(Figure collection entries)
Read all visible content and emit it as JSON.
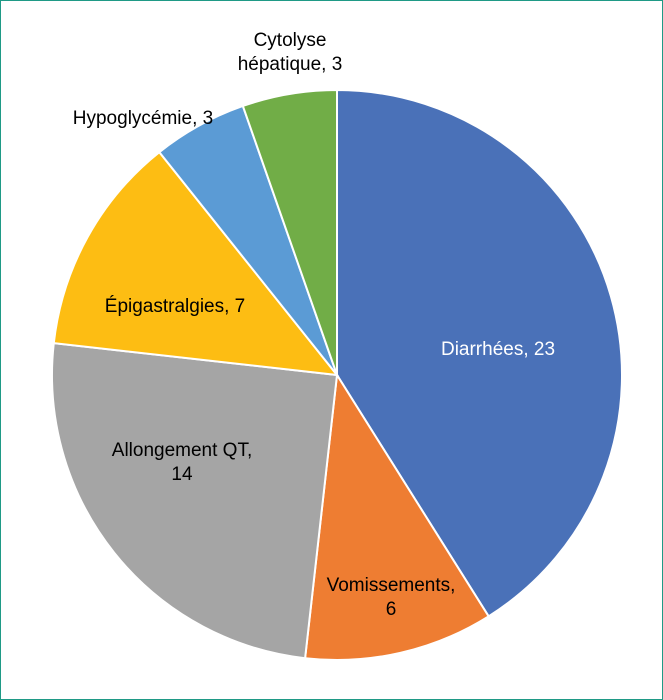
{
  "chart_data": {
    "type": "pie",
    "title": "",
    "legend": "none",
    "start_angle_deg": 0,
    "direction": "clockwise",
    "slices": [
      {
        "category": "Diarrhées",
        "value": 23,
        "label_lines": [
          "Diarrhées, 23"
        ],
        "color": "#4a71b8"
      },
      {
        "category": "Vomissements",
        "value": 6,
        "label_lines": [
          "Vomissements,",
          "6"
        ],
        "color": "#ee7d32"
      },
      {
        "category": "Allongement QT",
        "value": 14,
        "label_lines": [
          "Allongement QT,",
          "14"
        ],
        "color": "#a5a5a5"
      },
      {
        "category": "Épigastralgies",
        "value": 7,
        "label_lines": [
          "Épigastralgies, 7"
        ],
        "color": "#fdbd13"
      },
      {
        "category": "Hypoglycémie",
        "value": 3,
        "label_lines": [
          "Hypoglycémie, 3"
        ],
        "color": "#5b9bd5"
      },
      {
        "category": "Cytolyse hépatique",
        "value": 3,
        "label_lines": [
          "Cytolyse",
          "hépatique, 3"
        ],
        "color": "#71ad47"
      }
    ]
  }
}
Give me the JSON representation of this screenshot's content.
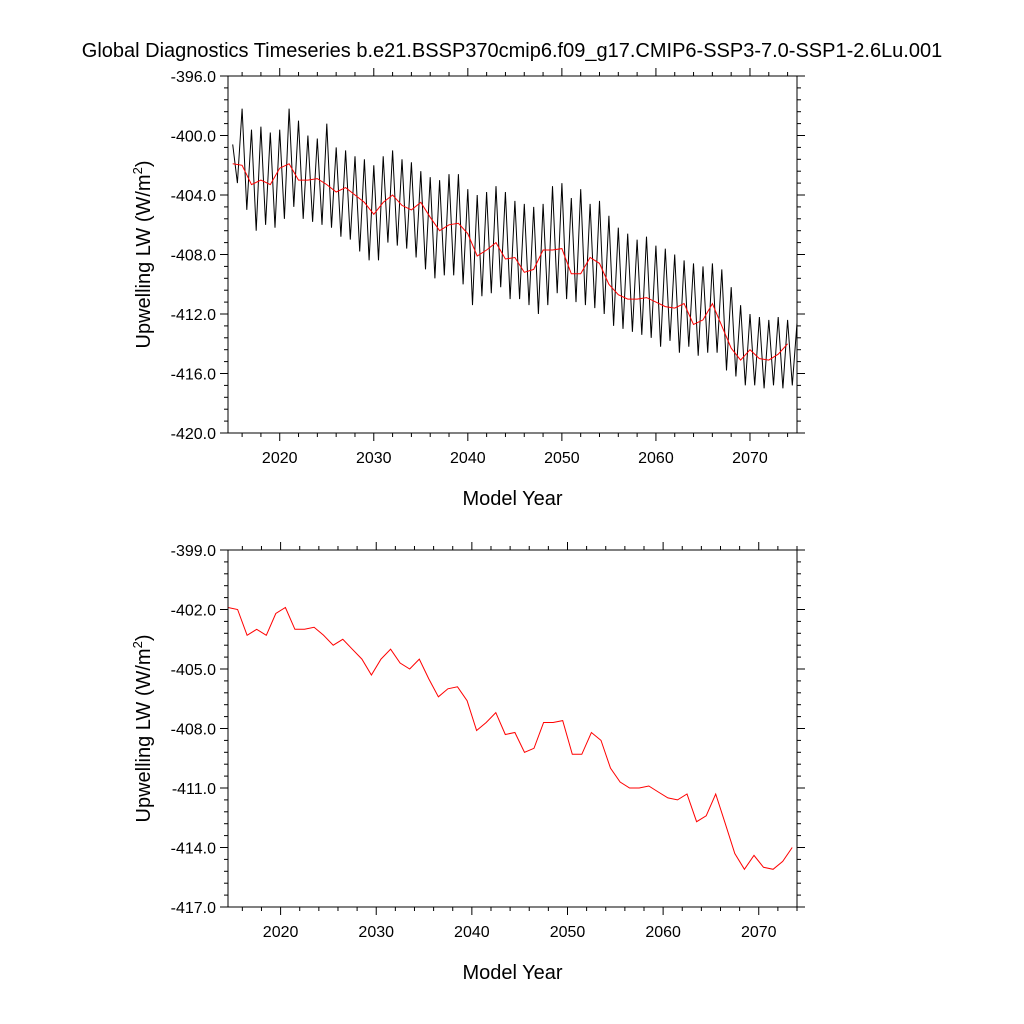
{
  "title": "Global Diagnostics Timeseries b.e21.BSSP370cmip6.f09_g17.CMIP6-SSP3-7.0-SSP1-2.6Lu.001",
  "colors": {
    "monthly": "#000000",
    "annual": "#ff0000",
    "frame": "#000000"
  },
  "chart_data": [
    {
      "type": "line",
      "xlabel": "Model Year",
      "ylabel": "Upwelling LW (W/m",
      "ylabel_superscript": "2",
      "ylabel_suffix": ")",
      "xlim": [
        2014.5,
        2075.0
      ],
      "ylim": [
        -420.0,
        -396.0
      ],
      "xticks": [
        2020,
        2030,
        2040,
        2050,
        2060,
        2070
      ],
      "xtick_labels": [
        "2020",
        "2030",
        "2040",
        "2050",
        "2060",
        "2070"
      ],
      "yticks": [
        -396.0,
        -400.0,
        -404.0,
        -408.0,
        -412.0,
        -416.0,
        -420.0
      ],
      "ytick_labels": [
        "-396.0",
        "-400.0",
        "-404.0",
        "-408.0",
        "-412.0",
        "-416.0",
        "-420.0"
      ],
      "grid": false,
      "series": [
        {
          "role": "monthly",
          "color": "#000000",
          "x": [
            2015.0,
            2015.5,
            2016.0,
            2016.5,
            2017.0,
            2017.5,
            2018.0,
            2018.5,
            2019.0,
            2019.5,
            2020.0,
            2020.5,
            2021.0,
            2021.5,
            2022.0,
            2022.5,
            2023.0,
            2023.5,
            2024.0,
            2024.5,
            2025.0,
            2025.5,
            2026.0,
            2026.5,
            2027.0,
            2027.5,
            2028.0,
            2028.5,
            2029.0,
            2029.5,
            2030.0,
            2030.5,
            2031.0,
            2031.5,
            2032.0,
            2032.5,
            2033.0,
            2033.5,
            2034.0,
            2034.5,
            2035.0,
            2035.5,
            2036.0,
            2036.5,
            2037.0,
            2037.5,
            2038.0,
            2038.5,
            2039.0,
            2039.5,
            2040.0,
            2040.5,
            2041.0,
            2041.5,
            2042.0,
            2042.5,
            2043.0,
            2043.5,
            2044.0,
            2044.5,
            2045.0,
            2045.5,
            2046.0,
            2046.5,
            2047.0,
            2047.5,
            2048.0,
            2048.5,
            2049.0,
            2049.5,
            2050.0,
            2050.5,
            2051.0,
            2051.5,
            2052.0,
            2052.5,
            2053.0,
            2053.5,
            2054.0,
            2054.5,
            2055.0,
            2055.5,
            2056.0,
            2056.5,
            2057.0,
            2057.5,
            2058.0,
            2058.5,
            2059.0,
            2059.5,
            2060.0,
            2060.5,
            2061.0,
            2061.5,
            2062.0,
            2062.5,
            2063.0,
            2063.5,
            2064.0,
            2064.5,
            2065.0,
            2065.5,
            2066.0,
            2066.5,
            2067.0,
            2067.5,
            2068.0,
            2068.5,
            2069.0,
            2069.5,
            2070.0,
            2070.5,
            2071.0,
            2071.5,
            2072.0,
            2072.5,
            2073.0,
            2073.5,
            2074.0,
            2074.5,
            2075.0
          ],
          "y": [
            -400.6,
            -403.2,
            -398.2,
            -405.0,
            -399.6,
            -406.4,
            -399.4,
            -406.0,
            -399.8,
            -406.2,
            -399.6,
            -405.6,
            -398.2,
            -404.8,
            -399.0,
            -405.6,
            -400.0,
            -405.8,
            -400.2,
            -406.0,
            -399.2,
            -406.2,
            -400.8,
            -406.8,
            -401.0,
            -407.0,
            -401.4,
            -407.8,
            -401.6,
            -408.4,
            -402.0,
            -408.4,
            -401.4,
            -407.2,
            -401.0,
            -407.4,
            -401.6,
            -407.6,
            -401.8,
            -408.2,
            -402.4,
            -409.0,
            -402.8,
            -409.6,
            -403.0,
            -409.4,
            -402.6,
            -409.4,
            -402.6,
            -410.0,
            -403.6,
            -411.4,
            -404.0,
            -410.8,
            -403.8,
            -410.6,
            -403.4,
            -410.2,
            -403.8,
            -411.0,
            -404.4,
            -411.0,
            -404.6,
            -411.4,
            -404.8,
            -412.0,
            -404.6,
            -411.4,
            -403.4,
            -410.6,
            -403.2,
            -411.0,
            -404.2,
            -411.2,
            -403.6,
            -411.4,
            -404.6,
            -411.6,
            -404.4,
            -412.0,
            -405.4,
            -412.8,
            -406.2,
            -413.0,
            -406.6,
            -413.2,
            -407.0,
            -413.4,
            -406.8,
            -413.6,
            -407.4,
            -414.2,
            -407.6,
            -413.8,
            -408.0,
            -414.6,
            -408.4,
            -414.2,
            -408.6,
            -414.8,
            -408.8,
            -414.6,
            -408.6,
            -414.6,
            -409.0,
            -415.8,
            -410.2,
            -416.2,
            -411.4,
            -416.8,
            -412.0,
            -416.8,
            -412.2,
            -417.0,
            -412.4,
            -416.8,
            -412.2,
            -417.0,
            -412.4,
            -416.8,
            -412.6
          ]
        },
        {
          "role": "annual",
          "color": "#ff0000",
          "x": [
            2015.0,
            2016.0,
            2017.0,
            2018.0,
            2019.0,
            2020.0,
            2021.0,
            2022.0,
            2023.0,
            2024.0,
            2025.0,
            2026.0,
            2027.0,
            2028.0,
            2029.0,
            2030.0,
            2031.0,
            2032.0,
            2033.0,
            2034.0,
            2035.0,
            2036.0,
            2037.0,
            2038.0,
            2039.0,
            2040.0,
            2041.0,
            2042.0,
            2043.0,
            2044.0,
            2045.0,
            2046.0,
            2047.0,
            2048.0,
            2049.0,
            2050.0,
            2051.0,
            2052.0,
            2053.0,
            2054.0,
            2055.0,
            2056.0,
            2057.0,
            2058.0,
            2059.0,
            2060.0,
            2061.0,
            2062.0,
            2063.0,
            2064.0,
            2065.0,
            2066.0,
            2067.0,
            2068.0,
            2069.0,
            2070.0,
            2071.0,
            2072.0,
            2073.0,
            2074.0
          ],
          "y": [
            -401.9,
            -402.0,
            -403.3,
            -403.0,
            -403.3,
            -402.2,
            -401.9,
            -403.0,
            -403.0,
            -402.9,
            -403.3,
            -403.8,
            -403.5,
            -404.0,
            -404.5,
            -405.3,
            -404.5,
            -404.0,
            -404.7,
            -405.0,
            -404.5,
            -405.5,
            -406.4,
            -406.0,
            -405.9,
            -406.6,
            -408.1,
            -407.7,
            -407.2,
            -408.3,
            -408.2,
            -409.2,
            -409.0,
            -407.7,
            -407.7,
            -407.6,
            -409.3,
            -409.3,
            -408.2,
            -408.6,
            -410.0,
            -410.7,
            -411.0,
            -411.0,
            -410.9,
            -411.2,
            -411.5,
            -411.6,
            -411.3,
            -412.7,
            -412.4,
            -411.3,
            -412.8,
            -414.3,
            -415.1,
            -414.4,
            -415.0,
            -415.1,
            -414.7,
            -414.0
          ]
        }
      ]
    },
    {
      "type": "line",
      "xlabel": "Model Year",
      "ylabel": "Upwelling LW (W/m",
      "ylabel_superscript": "2",
      "ylabel_suffix": ")",
      "xlim": [
        2014.5,
        2074.0
      ],
      "ylim": [
        -417.0,
        -399.0
      ],
      "xticks": [
        2020,
        2030,
        2040,
        2050,
        2060,
        2070
      ],
      "xtick_labels": [
        "2020",
        "2030",
        "2040",
        "2050",
        "2060",
        "2070"
      ],
      "yticks": [
        -399.0,
        -402.0,
        -405.0,
        -408.0,
        -411.0,
        -414.0,
        -417.0
      ],
      "ytick_labels": [
        "-399.0",
        "-402.0",
        "-405.0",
        "-408.0",
        "-411.0",
        "-414.0",
        "-417.0"
      ],
      "grid": false,
      "series": [
        {
          "role": "annual",
          "color": "#ff0000",
          "x": [
            2014.5,
            2015.5,
            2016.5,
            2017.5,
            2018.5,
            2019.5,
            2020.5,
            2021.5,
            2022.5,
            2023.5,
            2024.5,
            2025.5,
            2026.5,
            2027.5,
            2028.5,
            2029.5,
            2030.5,
            2031.5,
            2032.5,
            2033.5,
            2034.5,
            2035.5,
            2036.5,
            2037.5,
            2038.5,
            2039.5,
            2040.5,
            2041.5,
            2042.5,
            2043.5,
            2044.5,
            2045.5,
            2046.5,
            2047.5,
            2048.5,
            2049.5,
            2050.5,
            2051.5,
            2052.5,
            2053.5,
            2054.5,
            2055.5,
            2056.5,
            2057.5,
            2058.5,
            2059.5,
            2060.5,
            2061.5,
            2062.5,
            2063.5,
            2064.5,
            2065.5,
            2066.5,
            2067.5,
            2068.5,
            2069.5,
            2070.5,
            2071.5,
            2072.5,
            2073.5
          ],
          "y": [
            -401.9,
            -402.0,
            -403.3,
            -403.0,
            -403.3,
            -402.2,
            -401.9,
            -403.0,
            -403.0,
            -402.9,
            -403.3,
            -403.8,
            -403.5,
            -404.0,
            -404.5,
            -405.3,
            -404.5,
            -404.0,
            -404.7,
            -405.0,
            -404.5,
            -405.5,
            -406.4,
            -406.0,
            -405.9,
            -406.6,
            -408.1,
            -407.7,
            -407.2,
            -408.3,
            -408.2,
            -409.2,
            -409.0,
            -407.7,
            -407.7,
            -407.6,
            -409.3,
            -409.3,
            -408.2,
            -408.6,
            -410.0,
            -410.7,
            -411.0,
            -411.0,
            -410.9,
            -411.2,
            -411.5,
            -411.6,
            -411.3,
            -412.7,
            -412.4,
            -411.3,
            -412.8,
            -414.3,
            -415.1,
            -414.4,
            -415.0,
            -415.1,
            -414.7,
            -414.0
          ]
        }
      ]
    }
  ]
}
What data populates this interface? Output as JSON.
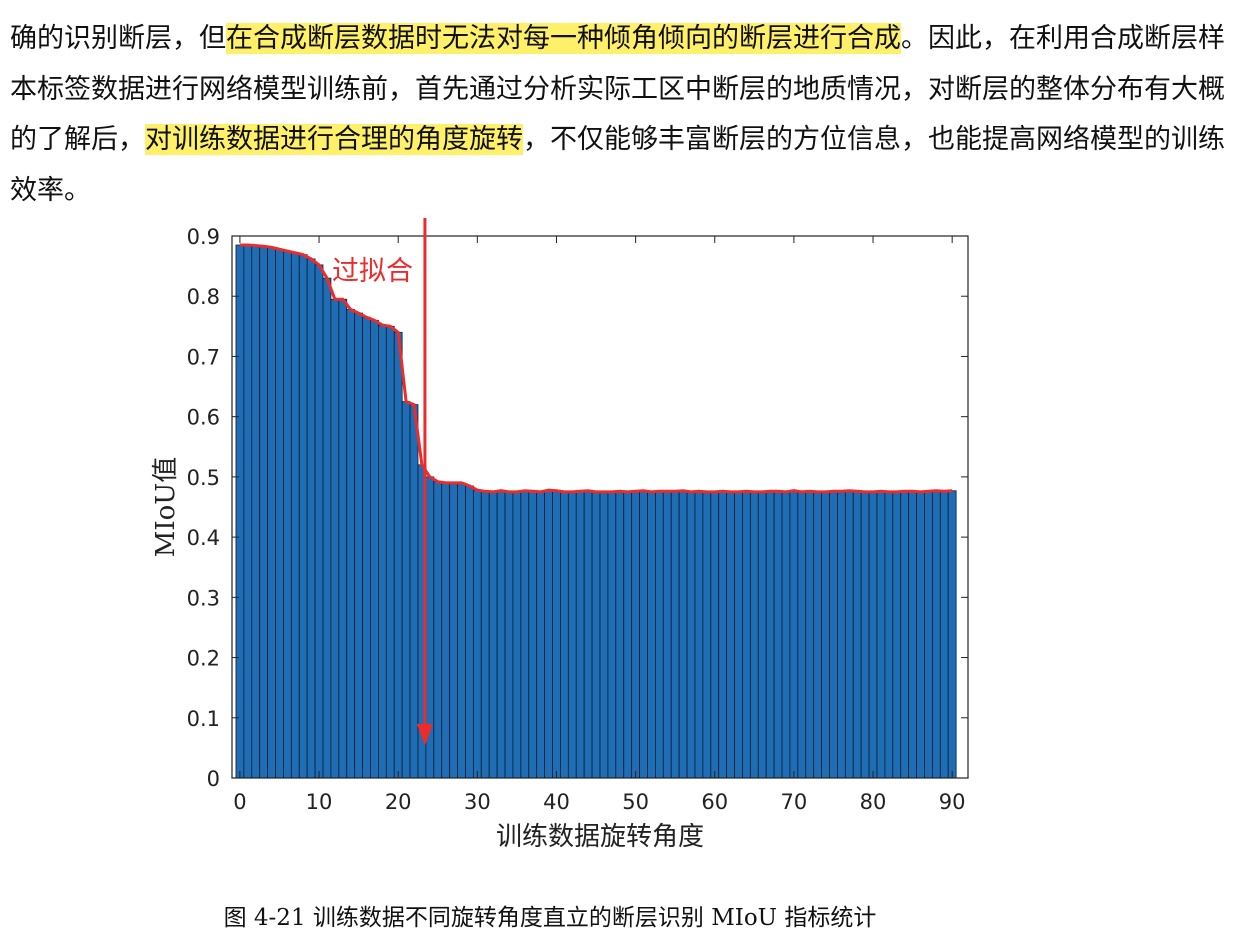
{
  "paragraph": {
    "segments": [
      {
        "text": "确的识别断层，但",
        "highlight": false
      },
      {
        "text": "在合成断层数据时无法对每一种倾角倾向的断层进行合成",
        "highlight": true
      },
      {
        "text": "。因此，在利用合成断层样本标签数据进行网络模型训练前，首先通过分析实际工区中断层的地质情况，对断层的整体分布有大概的了解后，",
        "highlight": false
      },
      {
        "text": "对训练数据进行合理的角度旋转",
        "highlight": true
      },
      {
        "text": "，不仅能够丰富断层的方位信息，也能提高网络模型的训练效率。",
        "highlight": false
      }
    ]
  },
  "chart_data": {
    "type": "bar",
    "xlabel": "训练数据旋转角度",
    "ylabel": "MIoU值",
    "xlim": [
      -1,
      92
    ],
    "ylim": [
      0,
      0.9
    ],
    "xticks": [
      0,
      10,
      20,
      30,
      40,
      50,
      60,
      70,
      80,
      90
    ],
    "yticks": [
      0,
      0.1,
      0.2,
      0.3,
      0.4,
      0.5,
      0.6,
      0.7,
      0.8,
      0.9
    ],
    "ytick_labels": [
      "0",
      "0.1",
      "0.2",
      "0.3",
      "0.4",
      "0.5",
      "0.6",
      "0.7",
      "0.8",
      "0.9"
    ],
    "bar_color": "#1f6db5",
    "line_color": "#ee2b2b",
    "x": [
      0,
      1,
      2,
      3,
      4,
      5,
      6,
      7,
      8,
      9,
      10,
      11,
      12,
      13,
      14,
      15,
      16,
      17,
      18,
      19,
      20,
      21,
      22,
      23,
      24,
      25,
      26,
      27,
      28,
      29,
      30,
      31,
      32,
      33,
      34,
      35,
      36,
      37,
      38,
      39,
      40,
      41,
      42,
      43,
      44,
      45,
      46,
      47,
      48,
      49,
      50,
      51,
      52,
      53,
      54,
      55,
      56,
      57,
      58,
      59,
      60,
      61,
      62,
      63,
      64,
      65,
      66,
      67,
      68,
      69,
      70,
      71,
      72,
      73,
      74,
      75,
      76,
      77,
      78,
      79,
      80,
      81,
      82,
      83,
      84,
      85,
      86,
      87,
      88,
      89,
      90
    ],
    "values": [
      0.885,
      0.885,
      0.884,
      0.883,
      0.881,
      0.878,
      0.875,
      0.872,
      0.869,
      0.862,
      0.852,
      0.83,
      0.795,
      0.795,
      0.778,
      0.772,
      0.765,
      0.76,
      0.752,
      0.75,
      0.74,
      0.625,
      0.62,
      0.52,
      0.5,
      0.492,
      0.49,
      0.49,
      0.49,
      0.485,
      0.478,
      0.476,
      0.475,
      0.477,
      0.475,
      0.475,
      0.477,
      0.476,
      0.475,
      0.478,
      0.477,
      0.475,
      0.475,
      0.476,
      0.477,
      0.475,
      0.475,
      0.475,
      0.476,
      0.475,
      0.476,
      0.477,
      0.475,
      0.476,
      0.476,
      0.476,
      0.477,
      0.475,
      0.476,
      0.475,
      0.475,
      0.476,
      0.475,
      0.475,
      0.476,
      0.475,
      0.475,
      0.476,
      0.476,
      0.475,
      0.477,
      0.475,
      0.476,
      0.475,
      0.475,
      0.476,
      0.476,
      0.477,
      0.476,
      0.475,
      0.475,
      0.476,
      0.475,
      0.475,
      0.476,
      0.476,
      0.475,
      0.476,
      0.477,
      0.476,
      0.477
    ],
    "annotation": {
      "text": "过拟合",
      "x": 23,
      "color": "#ee2b2b"
    }
  },
  "caption": "图 4-21 训练数据不同旋转角度直立的断层识别 MIoU 指标统计"
}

Written request>
Every line that holds the string "Cytolyse" should be returned.

Written reply>
        "category": "Cytolyse hépatique",
          "Cytolyse",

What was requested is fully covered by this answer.